Task prompt: Copy the records below exactly, omitting any pictures they contain.

** START **

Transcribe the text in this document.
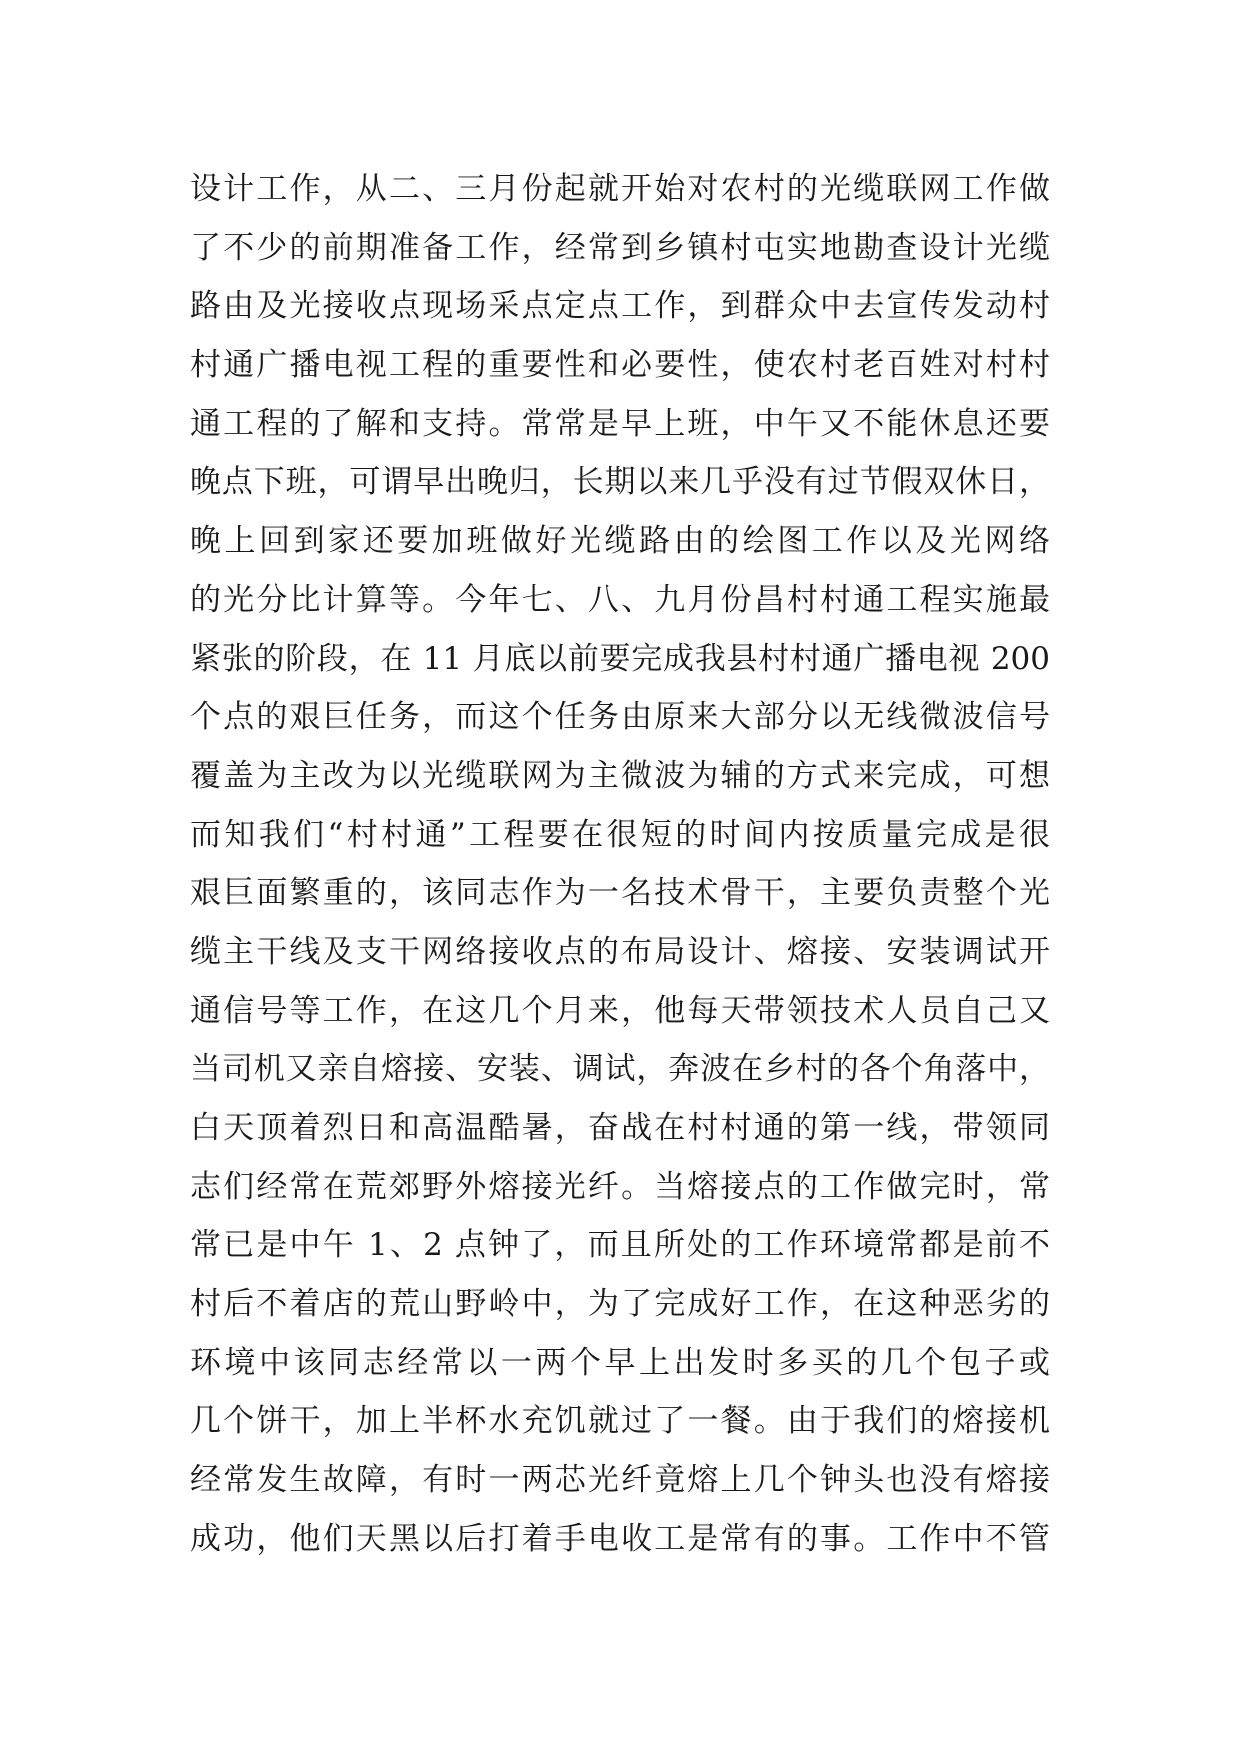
设计工作，从二、三月份起就开始对农村的光缆联网工作做
了不少的前期准备工作，经常到乡镇村屯实地勘查设计光缆
路由及光接收点现场采点定点工作，到群众中去宣传发动村
村通广播电视工程的重要性和必要性，使农村老百姓对村村
通工程的了解和支持。常常是早上班，中午又不能休息还要
晚点下班，可谓早出晚归，长期以来几乎没有过节假双休日，
晚上回到家还要加班做好光缆路由的绘图工作以及光网络
的光分比计算等。今年七、八、九月份昌村村通工程实施最
紧张的阶段，在 11 月底以前要完成我县村村通广播电视 200
个点的艰巨任务，而这个任务由原来大部分以无线微波信号
覆盖为主改为以光缆联网为主微波为辅的方式来完成，可想
而知我们“村村通”工程要在很短的时间内按质量完成是很
艰巨面繁重的，该同志作为一名技术骨干，主要负责整个光
缆主干线及支干网络接收点的布局设计、熔接、安装调试开
通信号等工作，在这几个月来，他每天带领技术人员自己又
当司机又亲自熔接、安装、调试，奔波在乡村的各个角落中，
白天顶着烈日和高温酷暑，奋战在村村通的第一线，带领同
志们经常在荒郊野外熔接光纤。当熔接点的工作做完时，常
常已是中午 1、2 点钟了，而且所处的工作环境常都是前不
村后不着店的荒山野岭中，为了完成好工作，在这种恶劣的
环境中该同志经常以一两个早上出发时多买的几个包子或
几个饼干，加上半杯水充饥就过了一餐。由于我们的熔接机
经常发生故障，有时一两芯光纤竟熔上几个钟头也没有熔接
成功，他们天黑以后打着手电收工是常有的事。工作中不管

** END **

Finished task:
Transcribe the text in this document.
设计工作，从二、三月份起就开始对农村的光缆联网工作做
了不少的前期准备工作，经常到乡镇村屯实地勘查设计光缆
路由及光接收点现场采点定点工作，到群众中去宣传发动村
村通广播电视工程的重要性和必要性，使农村老百姓对村村
通工程的了解和支持。常常是早上班，中午又不能休息还要
晚点下班，可谓早出晚归，长期以来几乎没有过节假双休日，
晚上回到家还要加班做好光缆路由的绘图工作以及光网络
的光分比计算等。今年七、八、九月份昌村村通工程实施最
紧张的阶段，在 11 月底以前要完成我县村村通广播电视 200
个点的艰巨任务，而这个任务由原来大部分以无线微波信号
覆盖为主改为以光缆联网为主微波为辅的方式来完成，可想
而知我们“村村通”工程要在很短的时间内按质量完成是很
艰巨面繁重的，该同志作为一名技术骨干，主要负责整个光
缆主干线及支干网络接收点的布局设计、熔接、安装调试开
通信号等工作，在这几个月来，他每天带领技术人员自己又
当司机又亲自熔接、安装、调试，奔波在乡村的各个角落中，
白天顶着烈日和高温酷暑，奋战在村村通的第一线，带领同
志们经常在荒郊野外熔接光纤。当熔接点的工作做完时，常
常已是中午 1、2 点钟了，而且所处的工作环境常都是前不
村后不着店的荒山野岭中，为了完成好工作，在这种恶劣的
环境中该同志经常以一两个早上出发时多买的几个包子或
几个饼干，加上半杯水充饥就过了一餐。由于我们的熔接机
经常发生故障，有时一两芯光纤竟熔上几个钟头也没有熔接
成功，他们天黑以后打着手电收工是常有的事。工作中不管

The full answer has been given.